[start]

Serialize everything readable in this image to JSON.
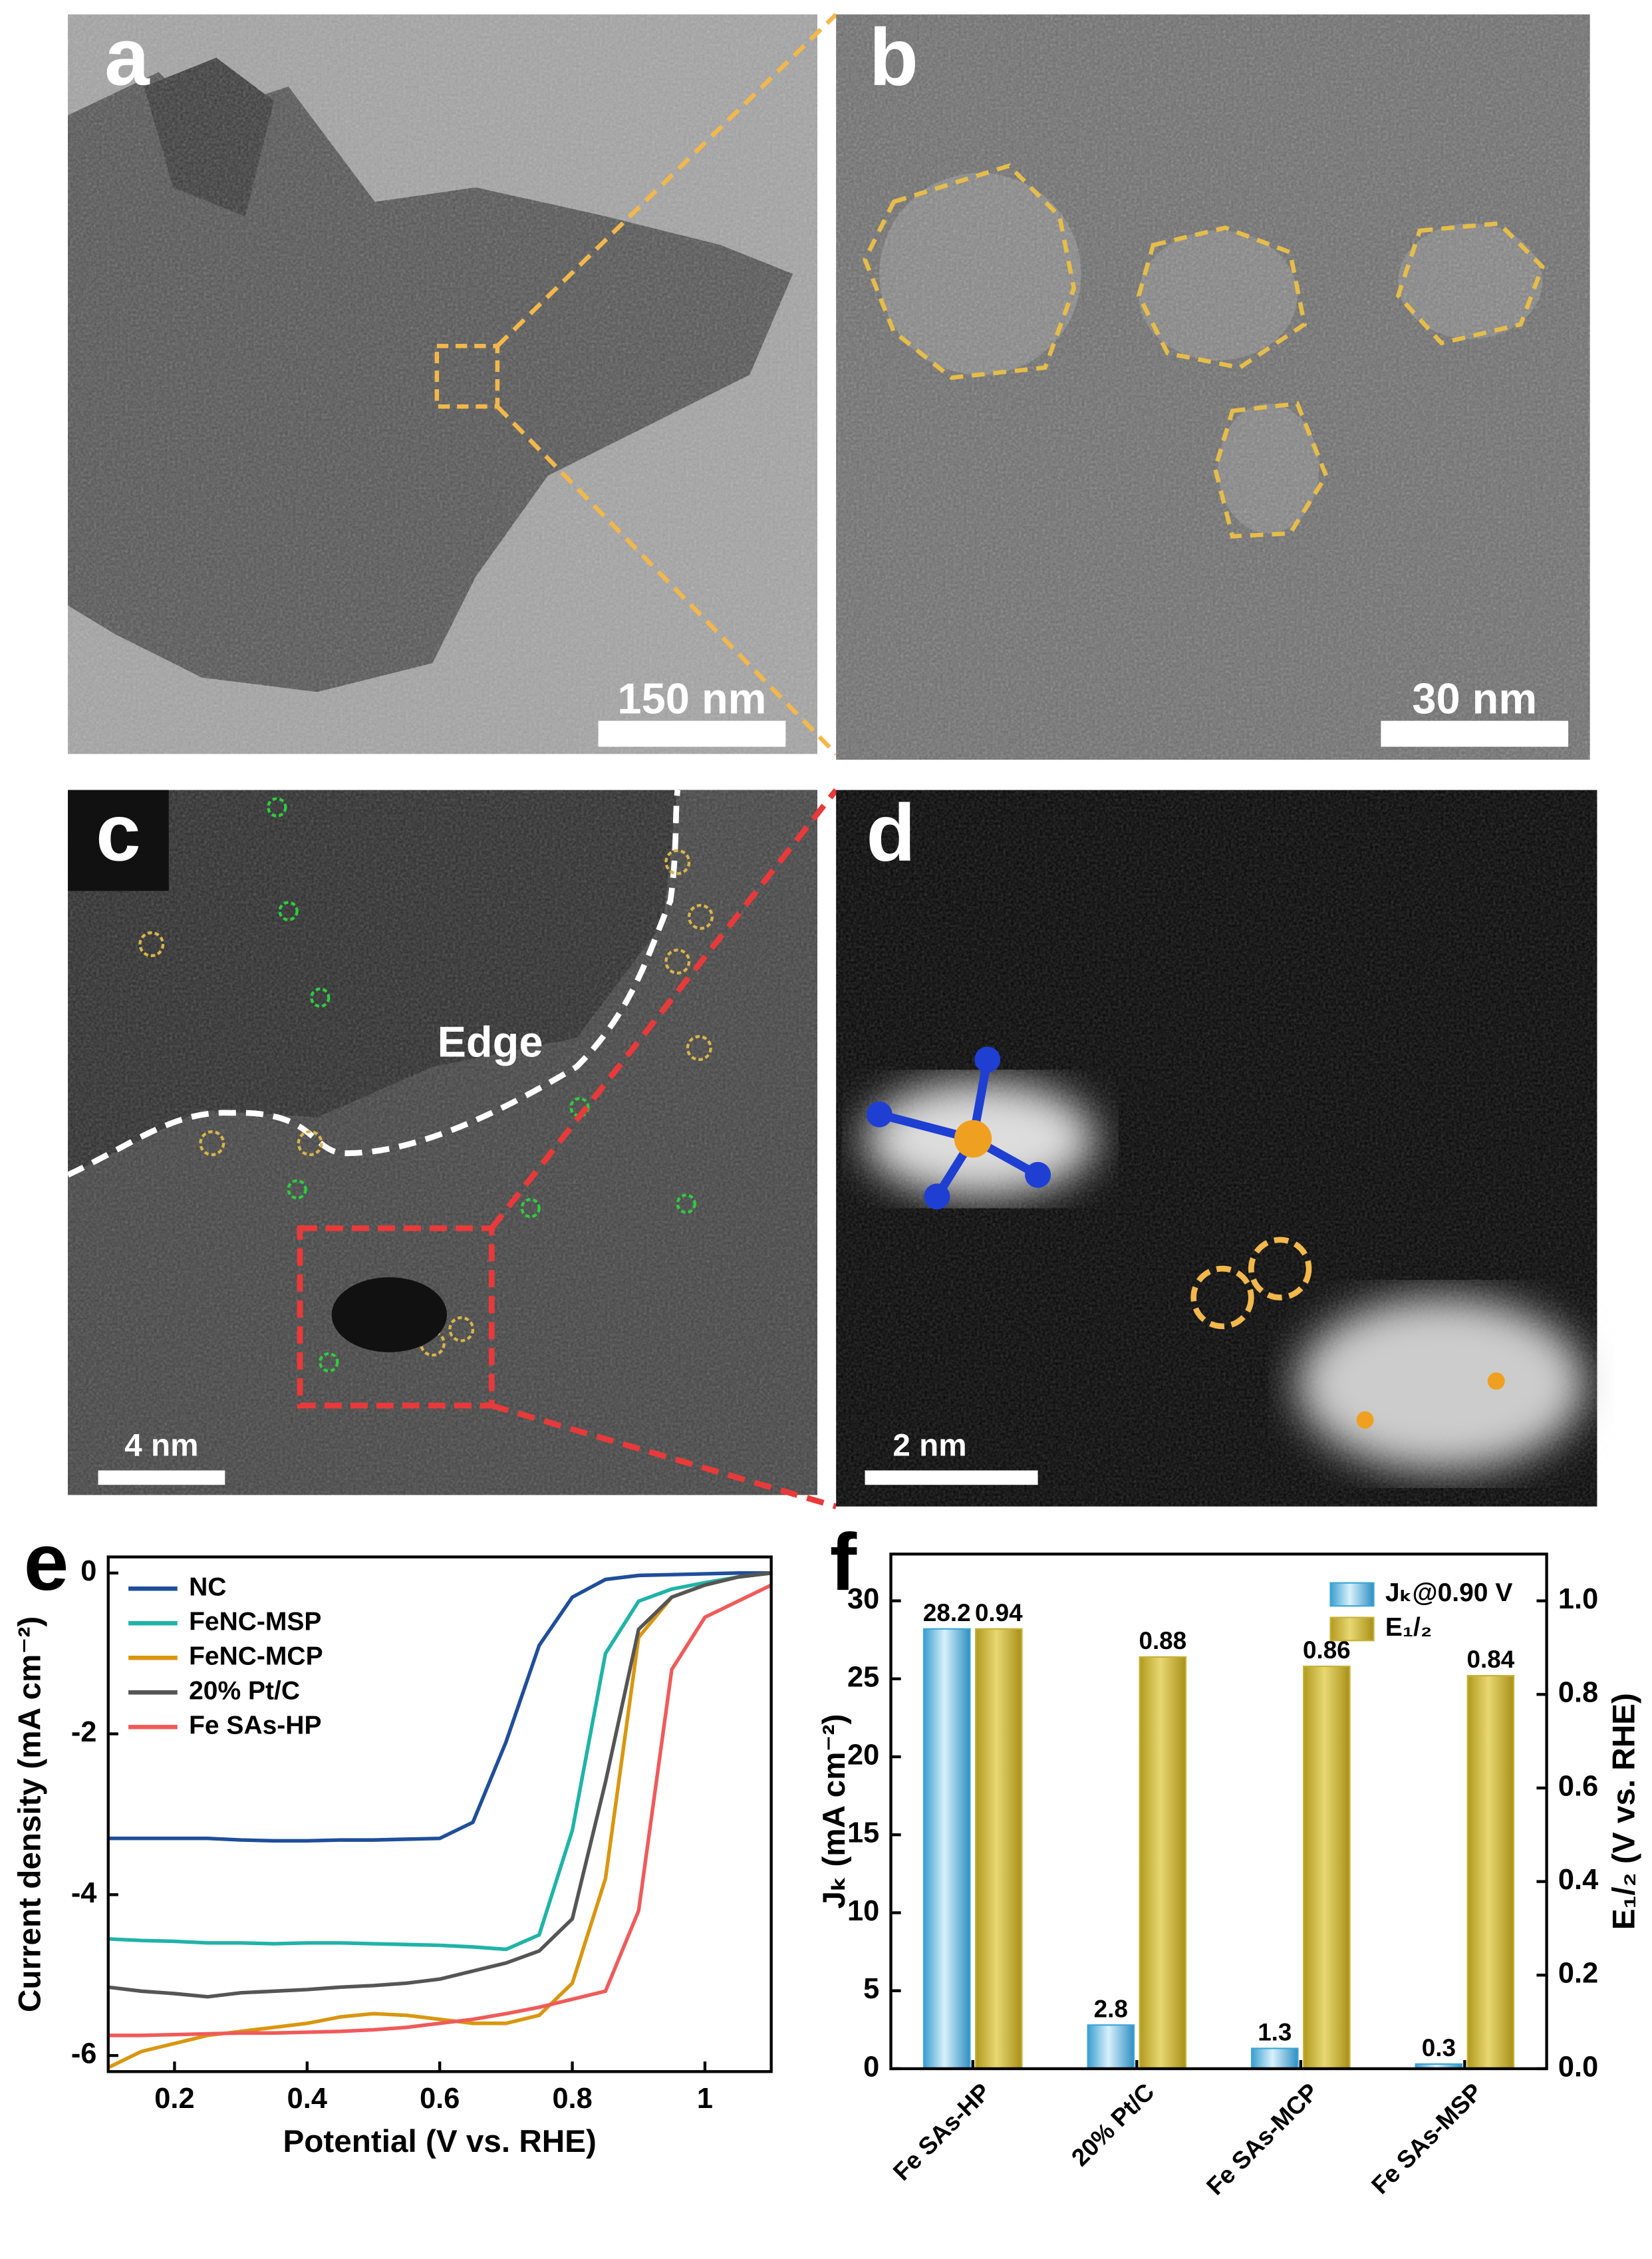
{
  "panels": [
    {
      "label": "a",
      "scale_bar": "150 nm"
    },
    {
      "label": "b",
      "scale_bar": "30 nm"
    },
    {
      "label": "c",
      "scale_bar": "4 nm",
      "annotation": "Edge"
    },
    {
      "label": "d",
      "scale_bar": "2 nm"
    },
    {
      "label": "e"
    },
    {
      "label": "f"
    }
  ],
  "chart_data": [
    {
      "type": "line",
      "x_label": "Potential (V vs. RHE)",
      "y_label": "Current density (mA cm⁻²)",
      "x": [
        0.1,
        0.15,
        0.2,
        0.25,
        0.3,
        0.35,
        0.4,
        0.45,
        0.5,
        0.55,
        0.6,
        0.65,
        0.7,
        0.75,
        0.8,
        0.85,
        0.9,
        0.95,
        1.0,
        1.05,
        1.1
      ],
      "xlim": [
        0.1,
        1.1
      ],
      "xticks": [
        0.2,
        0.4,
        0.6,
        0.8,
        1.0
      ],
      "ylim": [
        -6.2,
        0.2
      ],
      "yticks": [
        0,
        -2,
        -4,
        -6
      ],
      "legend": "upper left",
      "series": [
        {
          "name": "NC",
          "color": "#1f4e9a",
          "values": [
            -3.3,
            -3.3,
            -3.3,
            -3.3,
            -3.32,
            -3.33,
            -3.33,
            -3.32,
            -3.32,
            -3.31,
            -3.3,
            -3.1,
            -2.1,
            -0.9,
            -0.3,
            -0.08,
            -0.03,
            -0.02,
            -0.01,
            0,
            0
          ]
        },
        {
          "name": "FeNC-MSP",
          "color": "#1fb3a8",
          "values": [
            -4.55,
            -4.57,
            -4.58,
            -4.6,
            -4.6,
            -4.61,
            -4.6,
            -4.6,
            -4.61,
            -4.62,
            -4.63,
            -4.65,
            -4.68,
            -4.5,
            -3.2,
            -1.0,
            -0.35,
            -0.2,
            -0.12,
            -0.05,
            0
          ]
        },
        {
          "name": "FeNC-MCP",
          "color": "#d9960f",
          "values": [
            -6.15,
            -5.95,
            -5.85,
            -5.75,
            -5.7,
            -5.65,
            -5.6,
            -5.52,
            -5.48,
            -5.5,
            -5.55,
            -5.6,
            -5.6,
            -5.5,
            -5.1,
            -3.8,
            -0.8,
            -0.3,
            -0.15,
            -0.05,
            0
          ]
        },
        {
          "name": "20% Pt/C",
          "color": "#555555",
          "values": [
            -5.15,
            -5.2,
            -5.23,
            -5.27,
            -5.22,
            -5.2,
            -5.18,
            -5.15,
            -5.13,
            -5.1,
            -5.05,
            -4.95,
            -4.85,
            -4.7,
            -4.3,
            -2.6,
            -0.7,
            -0.3,
            -0.15,
            -0.05,
            0
          ]
        },
        {
          "name": "Fe SAs-HP",
          "color": "#f05a5a",
          "values": [
            -5.75,
            -5.75,
            -5.74,
            -5.73,
            -5.72,
            -5.72,
            -5.71,
            -5.7,
            -5.68,
            -5.65,
            -5.6,
            -5.55,
            -5.48,
            -5.4,
            -5.3,
            -5.2,
            -4.2,
            -1.2,
            -0.55,
            -0.35,
            -0.15
          ]
        }
      ]
    },
    {
      "type": "bar",
      "y_label": "Jₖ (mA cm⁻²)",
      "y2_label": "E₁/₂ (V vs. RHE)",
      "categories": [
        "Fe SAs-HP",
        "20% Pt/C",
        "Fe SAs-MCP",
        "Fe SAs-MSP"
      ],
      "ylim": [
        0,
        33
      ],
      "yticks": [
        0,
        5,
        10,
        15,
        20,
        25,
        30
      ],
      "y2lim": [
        0,
        1.1
      ],
      "y2ticks": [
        {
          "value": 0,
          "label": "0.0"
        },
        0.2,
        0.4,
        0.6,
        0.8,
        {
          "value": 1,
          "label": "1.0"
        }
      ],
      "legend": "upper right",
      "series": [
        {
          "name": "Jₖ@0.90 V",
          "color": "#3aa6d6",
          "axis": "y",
          "values": [
            28.2,
            2.8,
            1.3,
            0.3
          ]
        },
        {
          "name": "E₁/₂",
          "color": "#c9b035",
          "axis": "y2",
          "values": [
            0.94,
            0.88,
            0.86,
            0.84
          ]
        }
      ]
    }
  ]
}
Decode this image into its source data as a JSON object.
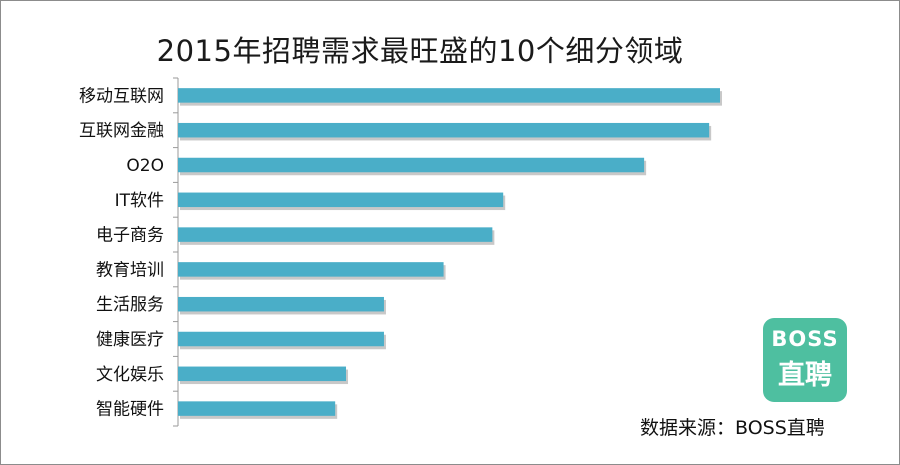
{
  "chart_data": {
    "type": "bar",
    "orientation": "horizontal",
    "title": "2015年招聘需求最旺盛的10个细分领域",
    "categories": [
      "移动互联网",
      "互联网金融",
      "O2O",
      "IT软件",
      "电子商务",
      "教育培训",
      "生活服务",
      "健康医疗",
      "文化娱乐",
      "智能硬件"
    ],
    "values": [
      100,
      98,
      86,
      60,
      58,
      49,
      38,
      38,
      31,
      29
    ],
    "xlim": [
      0,
      100
    ],
    "grid": false,
    "bar_color": "#4aaec8"
  },
  "logo": {
    "line1": "BOSS",
    "line2": "直聘",
    "color": "#4ebfa0"
  },
  "source": "数据来源：BOSS直聘"
}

[end]

## Written task
Produce an exact reproduction of the lines from the line containing "Decode this image" through the last line of the records. Any picture is left out.

## Written response
Decode this image into its source data as a JSON object.
{
  "chart_data": {
    "type": "bar",
    "orientation": "horizontal",
    "title": "2015年招聘需求最旺盛的10个细分领域",
    "categories": [
      "移动互联网",
      "互联网金融",
      "O2O",
      "IT软件",
      "电子商务",
      "教育培训",
      "生活服务",
      "健康医疗",
      "文化娱乐",
      "智能硬件"
    ],
    "values": [
      100,
      98,
      86,
      60,
      58,
      49,
      38,
      38,
      31,
      29
    ],
    "xlim": [
      0,
      100
    ],
    "grid": false,
    "bar_color": "#4aaec8"
  },
  "logo": {
    "line1": "BOSS",
    "line2": "直聘",
    "color": "#4ebfa0"
  },
  "source": "数据来源：BOSS直聘"
}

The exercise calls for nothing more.